**WRITTEN TASK**
Where a line in the listing contains the string "Present", copy that line out.
——————————
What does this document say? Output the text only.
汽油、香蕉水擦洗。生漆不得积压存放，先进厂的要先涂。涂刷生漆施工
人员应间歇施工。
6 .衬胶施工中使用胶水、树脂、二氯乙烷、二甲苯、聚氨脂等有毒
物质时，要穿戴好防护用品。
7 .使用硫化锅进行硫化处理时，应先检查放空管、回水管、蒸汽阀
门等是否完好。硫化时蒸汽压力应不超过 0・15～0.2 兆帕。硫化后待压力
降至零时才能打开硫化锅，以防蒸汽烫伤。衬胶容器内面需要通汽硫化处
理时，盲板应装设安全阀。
——————————
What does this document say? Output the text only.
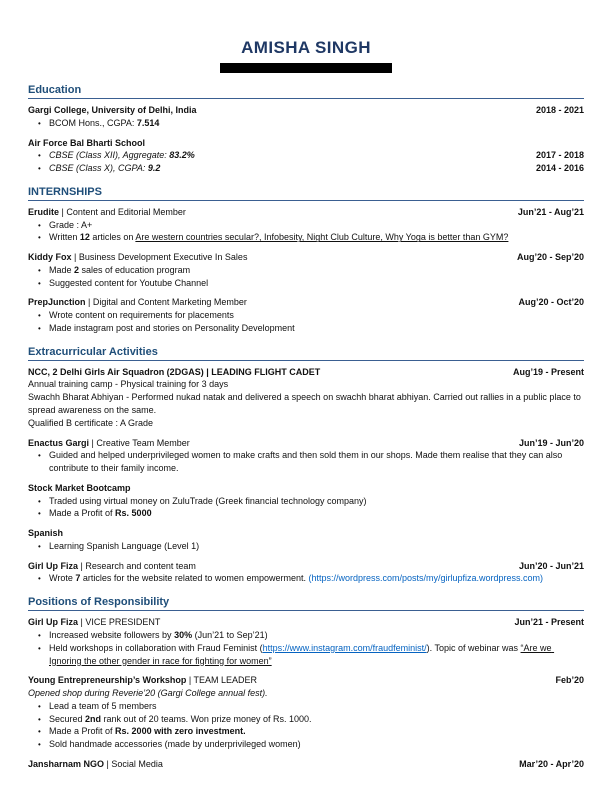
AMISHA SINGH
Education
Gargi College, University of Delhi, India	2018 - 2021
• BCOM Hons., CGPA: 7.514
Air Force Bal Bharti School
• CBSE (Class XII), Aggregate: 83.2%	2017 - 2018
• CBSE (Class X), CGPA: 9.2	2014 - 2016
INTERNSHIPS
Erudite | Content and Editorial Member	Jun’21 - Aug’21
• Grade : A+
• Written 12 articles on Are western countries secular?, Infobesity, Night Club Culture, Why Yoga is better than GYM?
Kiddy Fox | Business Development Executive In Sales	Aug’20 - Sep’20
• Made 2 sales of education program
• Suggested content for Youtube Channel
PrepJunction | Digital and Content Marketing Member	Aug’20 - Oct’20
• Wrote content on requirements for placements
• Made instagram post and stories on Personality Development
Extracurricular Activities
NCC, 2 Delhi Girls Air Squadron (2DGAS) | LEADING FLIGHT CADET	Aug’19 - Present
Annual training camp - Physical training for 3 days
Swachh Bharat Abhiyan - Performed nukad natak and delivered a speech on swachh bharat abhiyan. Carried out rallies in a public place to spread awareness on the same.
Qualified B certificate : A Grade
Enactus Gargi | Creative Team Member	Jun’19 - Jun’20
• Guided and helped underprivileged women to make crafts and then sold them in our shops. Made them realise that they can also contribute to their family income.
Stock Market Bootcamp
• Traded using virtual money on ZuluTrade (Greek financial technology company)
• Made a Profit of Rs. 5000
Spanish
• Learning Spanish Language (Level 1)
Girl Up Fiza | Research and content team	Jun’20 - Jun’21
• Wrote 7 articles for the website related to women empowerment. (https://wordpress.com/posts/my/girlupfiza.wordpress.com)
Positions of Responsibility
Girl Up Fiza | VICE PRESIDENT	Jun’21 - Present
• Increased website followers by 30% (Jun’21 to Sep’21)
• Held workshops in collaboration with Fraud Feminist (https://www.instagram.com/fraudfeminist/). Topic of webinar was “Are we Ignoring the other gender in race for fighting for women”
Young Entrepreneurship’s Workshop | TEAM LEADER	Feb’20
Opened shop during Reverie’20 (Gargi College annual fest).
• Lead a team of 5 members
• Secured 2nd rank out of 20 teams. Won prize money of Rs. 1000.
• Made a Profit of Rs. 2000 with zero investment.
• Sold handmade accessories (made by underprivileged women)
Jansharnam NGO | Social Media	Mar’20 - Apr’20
——————————
**RESPONSE TO THIS EXERCISE**
NCC, 2 Delhi Girls Air Squadron (2DGAS) | LEADING FLIGHT CADET	Aug’19 - Present
Girl Up Fiza | VICE PRESIDENT	Jun’21 - Present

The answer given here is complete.